▶ _Requirements_
Write out the full listing again, exactly as it stands.

[Part of a data file]
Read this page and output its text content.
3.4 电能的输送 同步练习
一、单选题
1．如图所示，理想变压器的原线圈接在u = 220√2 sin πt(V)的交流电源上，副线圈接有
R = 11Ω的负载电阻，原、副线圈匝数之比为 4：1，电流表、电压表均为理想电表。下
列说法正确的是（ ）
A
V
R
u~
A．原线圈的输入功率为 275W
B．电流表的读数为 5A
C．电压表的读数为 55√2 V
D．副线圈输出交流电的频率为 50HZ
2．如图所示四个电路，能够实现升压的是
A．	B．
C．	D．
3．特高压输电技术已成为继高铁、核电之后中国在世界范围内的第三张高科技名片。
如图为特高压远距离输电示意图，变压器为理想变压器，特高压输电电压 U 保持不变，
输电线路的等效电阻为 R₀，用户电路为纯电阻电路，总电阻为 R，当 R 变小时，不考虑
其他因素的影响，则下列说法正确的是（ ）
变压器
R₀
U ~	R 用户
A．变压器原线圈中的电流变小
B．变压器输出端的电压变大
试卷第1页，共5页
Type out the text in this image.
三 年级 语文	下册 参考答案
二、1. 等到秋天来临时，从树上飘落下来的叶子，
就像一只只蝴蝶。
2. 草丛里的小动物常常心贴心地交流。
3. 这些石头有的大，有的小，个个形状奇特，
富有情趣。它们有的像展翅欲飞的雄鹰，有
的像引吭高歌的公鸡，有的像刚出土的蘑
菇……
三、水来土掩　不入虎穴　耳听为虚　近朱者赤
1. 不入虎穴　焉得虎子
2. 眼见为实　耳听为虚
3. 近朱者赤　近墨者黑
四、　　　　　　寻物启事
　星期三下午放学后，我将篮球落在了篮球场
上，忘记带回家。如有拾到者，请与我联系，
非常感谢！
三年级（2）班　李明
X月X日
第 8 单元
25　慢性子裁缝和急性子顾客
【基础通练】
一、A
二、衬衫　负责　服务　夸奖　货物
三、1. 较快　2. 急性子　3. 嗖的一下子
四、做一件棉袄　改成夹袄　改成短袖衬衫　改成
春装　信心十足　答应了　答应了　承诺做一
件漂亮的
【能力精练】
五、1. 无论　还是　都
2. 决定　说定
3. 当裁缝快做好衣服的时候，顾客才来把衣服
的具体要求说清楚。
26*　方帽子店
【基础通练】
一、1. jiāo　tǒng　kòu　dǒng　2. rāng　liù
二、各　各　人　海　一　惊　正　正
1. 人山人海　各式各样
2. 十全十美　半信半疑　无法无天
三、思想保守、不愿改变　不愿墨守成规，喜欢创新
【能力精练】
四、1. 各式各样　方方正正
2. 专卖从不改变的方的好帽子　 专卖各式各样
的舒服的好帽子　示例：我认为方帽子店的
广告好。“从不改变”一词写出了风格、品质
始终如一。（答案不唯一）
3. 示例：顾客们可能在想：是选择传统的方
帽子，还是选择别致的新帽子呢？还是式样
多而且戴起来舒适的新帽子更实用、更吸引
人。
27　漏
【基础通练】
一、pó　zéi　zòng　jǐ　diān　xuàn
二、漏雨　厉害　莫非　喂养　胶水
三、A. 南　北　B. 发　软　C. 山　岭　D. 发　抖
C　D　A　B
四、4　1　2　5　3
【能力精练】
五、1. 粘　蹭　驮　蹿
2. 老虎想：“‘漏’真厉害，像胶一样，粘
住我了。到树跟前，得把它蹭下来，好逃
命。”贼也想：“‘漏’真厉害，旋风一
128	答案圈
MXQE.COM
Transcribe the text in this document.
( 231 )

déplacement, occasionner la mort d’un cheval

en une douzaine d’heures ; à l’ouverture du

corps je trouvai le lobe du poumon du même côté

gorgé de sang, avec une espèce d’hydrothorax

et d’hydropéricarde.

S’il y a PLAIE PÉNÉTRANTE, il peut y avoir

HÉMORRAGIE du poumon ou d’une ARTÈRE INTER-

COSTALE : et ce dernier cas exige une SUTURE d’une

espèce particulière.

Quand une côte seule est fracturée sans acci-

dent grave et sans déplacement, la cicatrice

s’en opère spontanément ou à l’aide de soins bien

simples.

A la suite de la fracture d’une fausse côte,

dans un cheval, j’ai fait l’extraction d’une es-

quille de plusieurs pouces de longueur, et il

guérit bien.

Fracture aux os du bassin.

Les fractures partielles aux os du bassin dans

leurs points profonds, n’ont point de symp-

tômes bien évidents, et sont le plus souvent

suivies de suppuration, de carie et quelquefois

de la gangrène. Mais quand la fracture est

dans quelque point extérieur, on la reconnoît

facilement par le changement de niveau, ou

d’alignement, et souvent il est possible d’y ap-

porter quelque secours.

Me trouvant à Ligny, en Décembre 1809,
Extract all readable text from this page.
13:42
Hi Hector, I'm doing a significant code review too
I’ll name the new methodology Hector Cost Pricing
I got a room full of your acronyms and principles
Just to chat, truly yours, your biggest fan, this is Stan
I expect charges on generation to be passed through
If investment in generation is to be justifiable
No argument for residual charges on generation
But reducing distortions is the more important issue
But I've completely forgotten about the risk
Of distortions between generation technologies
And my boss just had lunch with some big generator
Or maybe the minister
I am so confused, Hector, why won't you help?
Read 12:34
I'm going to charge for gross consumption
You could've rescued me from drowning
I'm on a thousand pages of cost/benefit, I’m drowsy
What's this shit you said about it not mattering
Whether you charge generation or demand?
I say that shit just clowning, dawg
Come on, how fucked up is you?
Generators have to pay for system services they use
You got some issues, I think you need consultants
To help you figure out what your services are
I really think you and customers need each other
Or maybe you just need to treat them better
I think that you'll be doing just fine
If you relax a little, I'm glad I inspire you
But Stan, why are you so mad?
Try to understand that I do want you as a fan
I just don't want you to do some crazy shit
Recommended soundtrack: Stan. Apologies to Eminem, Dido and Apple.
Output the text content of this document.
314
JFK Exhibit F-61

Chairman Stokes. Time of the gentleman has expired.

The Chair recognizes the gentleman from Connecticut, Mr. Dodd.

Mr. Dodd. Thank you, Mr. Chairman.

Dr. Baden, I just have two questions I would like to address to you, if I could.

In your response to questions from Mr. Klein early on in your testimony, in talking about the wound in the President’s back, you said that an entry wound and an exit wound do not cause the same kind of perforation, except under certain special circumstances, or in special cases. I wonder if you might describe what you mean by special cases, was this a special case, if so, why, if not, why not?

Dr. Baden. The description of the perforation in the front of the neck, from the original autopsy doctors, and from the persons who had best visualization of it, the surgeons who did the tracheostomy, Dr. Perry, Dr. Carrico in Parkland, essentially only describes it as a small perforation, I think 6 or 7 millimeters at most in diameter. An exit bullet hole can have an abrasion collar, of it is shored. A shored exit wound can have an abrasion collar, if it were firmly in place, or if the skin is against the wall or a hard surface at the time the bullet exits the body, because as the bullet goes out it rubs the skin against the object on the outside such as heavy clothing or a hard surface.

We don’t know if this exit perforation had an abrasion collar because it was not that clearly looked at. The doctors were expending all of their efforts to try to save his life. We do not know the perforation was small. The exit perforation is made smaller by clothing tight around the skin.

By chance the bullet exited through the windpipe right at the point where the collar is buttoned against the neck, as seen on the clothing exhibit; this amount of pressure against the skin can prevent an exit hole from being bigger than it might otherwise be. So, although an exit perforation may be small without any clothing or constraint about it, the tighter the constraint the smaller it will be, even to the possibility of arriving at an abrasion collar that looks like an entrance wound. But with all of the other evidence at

▶ _Task response_
Read this page and output its text content.
3.4 电能的输送 同步练习
一、单选题
1．如图所示，理想变压器的原线圈接在u = 220√2 sin πt(V)的交流电源上，副线圈接有
R = 11Ω的负载电阻，原、副线圈匝数之比为 4：1，电流表、电压表均为理想电表。下
列说法正确的是（ ）
A
V
R
u~
A．原线圈的输入功率为 275W
B．电流表的读数为 5A
C．电压表的读数为 55√2 V
D．副线圈输出交流电的频率为 50HZ
2．如图所示四个电路，能够实现升压的是
A．	B．
C．	D．
3．特高压输电技术已成为继高铁、核电之后中国在世界范围内的第三张高科技名片。
如图为特高压远距离输电示意图，变压器为理想变压器，特高压输电电压 U 保持不变，
输电线路的等效电阻为 R₀，用户电路为纯电阻电路，总电阻为 R，当 R 变小时，不考虑
其他因素的影响，则下列说法正确的是（ ）
变压器
R₀
U ~	R 用户
A．变压器原线圈中的电流变小
B．变压器输出端的电压变大
试卷第1页，共5页
Type out the text in this image.
三 年级 语文	下册 参考答案
二、1. 等到秋天来临时，从树上飘落下来的叶子，
就像一只只蝴蝶。
2. 草丛里的小动物常常心贴心地交流。
3. 这些石头有的大，有的小，个个形状奇特，
富有情趣。它们有的像展翅欲飞的雄鹰，有
的像引吭高歌的公鸡，有的像刚出土的蘑
菇……
三、水来土掩　不入虎穴　耳听为虚　近朱者赤
1. 不入虎穴　焉得虎子
2. 眼见为实　耳听为虚
3. 近朱者赤　近墨者黑
四、　　　　　　寻物启事
　星期三下午放学后，我将篮球落在了篮球场
上，忘记带回家。如有拾到者，请与我联系，
非常感谢！
三年级（2）班　李明
X月X日
第 8 单元
25　慢性子裁缝和急性子顾客
【基础通练】
一、A
二、衬衫　负责　服务　夸奖　货物
三、1. 较快　2. 急性子　3. 嗖的一下子
四、做一件棉袄　改成夹袄　改成短袖衬衫　改成
春装　信心十足　答应了　答应了　承诺做一
件漂亮的
【能力精练】
五、1. 无论　还是　都
2. 决定　说定
3. 当裁缝快做好衣服的时候，顾客才来把衣服
的具体要求说清楚。
26*　方帽子店
【基础通练】
一、1. jiāo　tǒng　kòu　dǒng　2. rāng　liù
二、各　各　人　海　一　惊　正　正
1. 人山人海　各式各样
2. 十全十美　半信半疑　无法无天
三、思想保守、不愿改变　不愿墨守成规，喜欢创新
【能力精练】
四、1. 各式各样　方方正正
2. 专卖从不改变的方的好帽子　 专卖各式各样
的舒服的好帽子　示例：我认为方帽子店的
广告好。“从不改变”一词写出了风格、品质
始终如一。（答案不唯一）
3. 示例：顾客们可能在想：是选择传统的方
帽子，还是选择别致的新帽子呢？还是式样
多而且戴起来舒适的新帽子更实用、更吸引
人。
27　漏
【基础通练】
一、pó　zéi　zòng　jǐ　diān　xuàn
二、漏雨　厉害　莫非　喂养　胶水
三、A. 南　北　B. 发　软　C. 山　岭　D. 发　抖
C　D　A　B
四、4　1　2　5　3
【能力精练】
五、1. 粘　蹭　驮　蹿
2. 老虎想：“‘漏’真厉害，像胶一样，粘
住我了。到树跟前，得把它蹭下来，好逃
命。”贼也想：“‘漏’真厉害，旋风一
128	答案圈
MXQE.COM
Transcribe the text in this document.
( 231 )

déplacement, occasionner la mort d’un cheval

en une douzaine d’heures ; à l’ouverture du

corps je trouvai le lobe du poumon du même côté

gorgé de sang, avec une espèce d’hydrothorax

et d’hydropéricarde.

S’il y a PLAIE PÉNÉTRANTE, il peut y avoir

HÉMORRAGIE du poumon ou d’une ARTÈRE INTER-

COSTALE : et ce dernier cas exige une SUTURE d’une

espèce particulière.

Quand une côte seule est fracturée sans acci-

dent grave et sans déplacement, la cicatrice

s’en opère spontanément ou à l’aide de soins bien

simples.

A la suite de la fracture d’une fausse côte,

dans un cheval, j’ai fait l’extraction d’une es-

quille de plusieurs pouces de longueur, et il

guérit bien.

Fracture aux os du bassin.

Les fractures partielles aux os du bassin dans

leurs points profonds, n’ont point de symp-

tômes bien évidents, et sont le plus souvent

suivies de suppuration, de carie et quelquefois

de la gangrène. Mais quand la fracture est

dans quelque point extérieur, on la reconnoît

facilement par le changement de niveau, ou

d’alignement, et souvent il est possible d’y ap-

porter quelque secours.

Me trouvant à Ligny, en Décembre 1809,
Extract all readable text from this page.
13:42
Hi Hector, I'm doing a significant code review too
I’ll name the new methodology Hector Cost Pricing
I got a room full of your acronyms and principles
Just to chat, truly yours, your biggest fan, this is Stan
I expect charges on generation to be passed through
If investment in generation is to be justifiable
No argument for residual charges on generation
But reducing distortions is the more important issue
But I've completely forgotten about the risk
Of distortions between generation technologies
And my boss just had lunch with some big generator
Or maybe the minister
I am so confused, Hector, why won't you help?
Read 12:34
I'm going to charge for gross consumption
You could've rescued me from drowning
I'm on a thousand pages of cost/benefit, I’m drowsy
What's this shit you said about it not mattering
Whether you charge generation or demand?
I say that shit just clowning, dawg
Come on, how fucked up is you?
Generators have to pay for system services they use
You got some issues, I think you need consultants
To help you figure out what your services are
I really think you and customers need each other
Or maybe you just need to treat them better
I think that you'll be doing just fine
If you relax a little, I'm glad I inspire you
But Stan, why are you so mad?
Try to understand that I do want you as a fan
I just don't want you to do some crazy shit
Recommended soundtrack: Stan. Apologies to Eminem, Dido and Apple.
Output the text content of this document.
314
JFK Exhibit F-61

Chairman Stokes. Time of the gentleman has expired.

The Chair recognizes the gentleman from Connecticut, Mr. Dodd.

Mr. Dodd. Thank you, Mr. Chairman.

Dr. Baden, I just have two questions I would like to address to you, if I could.

In your response to questions from Mr. Klein early on in your testimony, in talking about the wound in the President’s back, you said that an entry wound and an exit wound do not cause the same kind of perforation, except under certain special circumstances, or in special cases. I wonder if you might describe what you mean by special cases, was this a special case, if so, why, if not, why not?

Dr. Baden. The description of the perforation in the front of the neck, from the original autopsy doctors, and from the persons who had best visualization of it, the surgeons who did the tracheostomy, Dr. Perry, Dr. Carrico in Parkland, essentially only describes it as a small perforation, I think 6 or 7 millimeters at most in diameter. An exit bullet hole can have an abrasion collar, of it is shored. A shored exit wound can have an abrasion collar, if it were firmly in place, or if the skin is against the wall or a hard surface at the time the bullet exits the body, because as the bullet goes out it rubs the skin against the object on the outside such as heavy clothing or a hard surface.

We don’t know if this exit perforation had an abrasion collar because it was not that clearly looked at. The doctors were expending all of their efforts to try to save his life. We do not know the perforation was small. The exit perforation is made smaller by clothing tight around the skin.

By chance the bullet exited through the windpipe right at the point where the collar is buttoned against the neck, as seen on the clothing exhibit; this amount of pressure against the skin can prevent an exit hole from being bigger than it might otherwise be. So, although an exit perforation may be small without any clothing or constraint about it, the tighter the constraint the smaller it will be, even to the possibility of arriving at an abrasion collar that looks like an entrance wound. But with all of the other evidence at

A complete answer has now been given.